● **DIRECTIVE A**
Duplicate the stretch from "In fact, FDR's" through "and humanize it." in the passage on Roosevelt and the Depression, keeping every word and mark unchanged.

● **EXCERPTED TEXT**

At the time, more than 13 million Americans were unemployed. Wages had fallen by 60 percent. Industry was operating at half its pre-Depression level. With businesses and banks failing, rising unemployment, growing foreclosures of farms and homes, and deepening fears and misery, many Americans were losing faith in democracy and in the capacity of government to respond to the crisis.
In his speech, Roosevelt dared to speak boldly about the role of government in fixing the broken economy. He explained clearly and concisely who and what was at fault -- those who put profit and greed before the national interest. He criticized the business community -- especially the banking industry -- for breeding a culture of greed that led to the Depression. FDR not only blamed the "unscrupulous money changers" for their irresponsible business practices, but he also said that they "stand indicted in the court of public opinion, rejected by the hearts and minds of men." He was urging Americans to organize and to put pressure on moderates and conservatives in Congress to adopt his plan, despite the resistance of many business leaders and right-wingers, some of whom labeled FDR's plan "socialism."
In fact, FDR's plan -- to restore the banking system, put people to work, and extend people a lifeline -- was designed to save capitalism and to reform and humanize it.
During his 1932 campaign for the White House against the incumbent, Republican Herbert Hoover, FDR offered few specifics about what he intended to do to fix the economic chaos engulfing America. He won because he wasn't Hoover. But once he took office -- indeed, in his *first hour* in office -- he became bolder, helped along by the escalating protests in the streets demanding action. The parallels to today are too obvious to warrant details.

● **DIRECTIVE B**
Find each line in the listing below that contains the string "with", and copy those lines out in full.

● **GIVEN DATA**
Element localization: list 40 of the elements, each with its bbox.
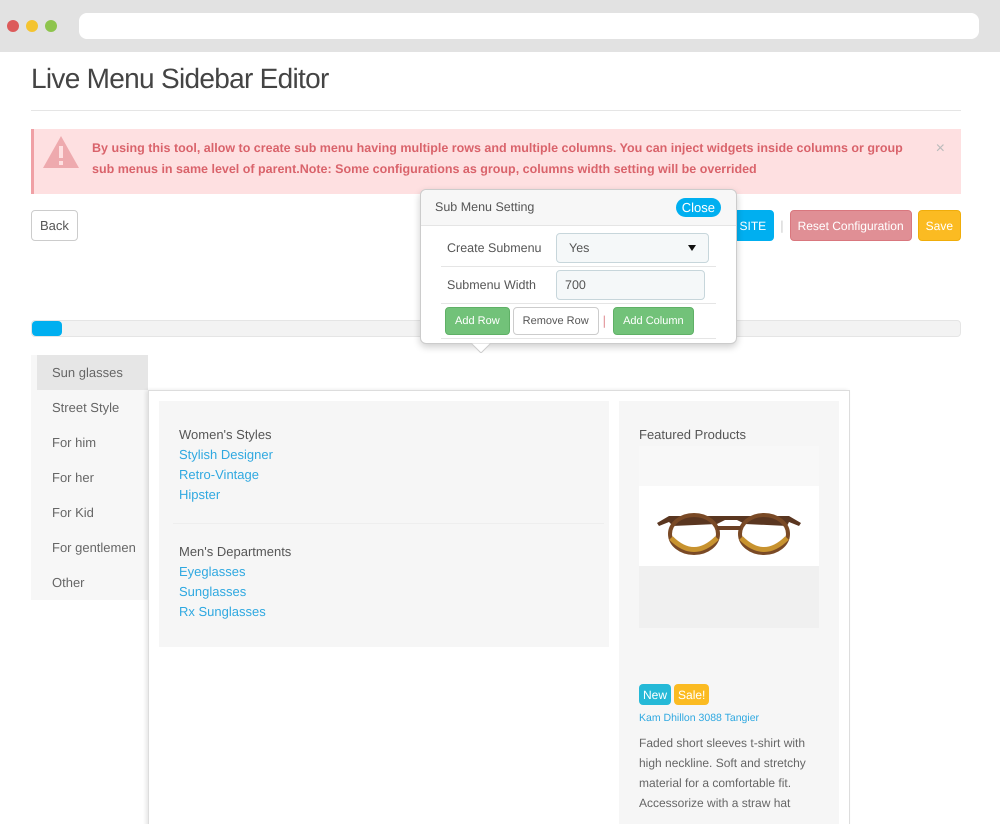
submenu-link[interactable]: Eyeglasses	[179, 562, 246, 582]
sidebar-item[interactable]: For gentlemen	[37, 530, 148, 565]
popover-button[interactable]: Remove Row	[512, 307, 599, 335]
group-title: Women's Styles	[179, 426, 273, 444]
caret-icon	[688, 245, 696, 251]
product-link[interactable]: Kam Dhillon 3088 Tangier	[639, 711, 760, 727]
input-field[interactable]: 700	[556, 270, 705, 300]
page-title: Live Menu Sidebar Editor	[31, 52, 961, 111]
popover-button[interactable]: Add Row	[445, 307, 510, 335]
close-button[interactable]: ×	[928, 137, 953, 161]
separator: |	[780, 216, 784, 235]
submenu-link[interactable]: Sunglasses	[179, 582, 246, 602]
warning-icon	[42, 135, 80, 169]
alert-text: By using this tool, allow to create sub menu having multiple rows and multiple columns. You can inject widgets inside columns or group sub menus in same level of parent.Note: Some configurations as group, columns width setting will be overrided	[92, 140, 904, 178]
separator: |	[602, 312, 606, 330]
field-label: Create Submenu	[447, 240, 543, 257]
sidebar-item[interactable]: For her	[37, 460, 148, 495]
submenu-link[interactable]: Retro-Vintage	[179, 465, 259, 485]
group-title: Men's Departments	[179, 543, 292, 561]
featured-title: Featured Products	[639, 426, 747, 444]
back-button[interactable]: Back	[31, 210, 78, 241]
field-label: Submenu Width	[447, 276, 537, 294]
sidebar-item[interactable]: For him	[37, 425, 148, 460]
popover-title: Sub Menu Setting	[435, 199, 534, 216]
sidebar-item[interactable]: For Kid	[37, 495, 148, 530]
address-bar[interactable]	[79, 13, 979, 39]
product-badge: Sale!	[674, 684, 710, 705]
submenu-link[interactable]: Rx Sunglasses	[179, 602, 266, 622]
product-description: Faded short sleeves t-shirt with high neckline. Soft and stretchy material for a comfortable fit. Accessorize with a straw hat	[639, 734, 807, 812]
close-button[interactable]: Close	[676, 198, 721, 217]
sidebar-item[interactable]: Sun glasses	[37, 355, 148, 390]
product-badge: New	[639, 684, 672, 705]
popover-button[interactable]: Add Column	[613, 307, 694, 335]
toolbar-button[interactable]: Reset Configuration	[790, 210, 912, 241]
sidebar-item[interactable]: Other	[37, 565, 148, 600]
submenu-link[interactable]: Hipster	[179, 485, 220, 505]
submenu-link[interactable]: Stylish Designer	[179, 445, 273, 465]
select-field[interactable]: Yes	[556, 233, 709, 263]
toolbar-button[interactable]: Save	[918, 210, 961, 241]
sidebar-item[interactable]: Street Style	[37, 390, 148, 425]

● **EXPECTED ANSWER A**
In fact, FDR's plan -- to restore the banking system, put people to work, and extend people a lifeline -- was designed to save capitalism and to reform and humanize it.

● **EXPECTED ANSWER B**
Element localization: list 40 of the elements, each with its bbox.
product-description: Faded short sleeves t-shirt with high neckline. Soft and stretchy material for a comfortable fit. Accessorize with a straw hat	[639, 734, 807, 812]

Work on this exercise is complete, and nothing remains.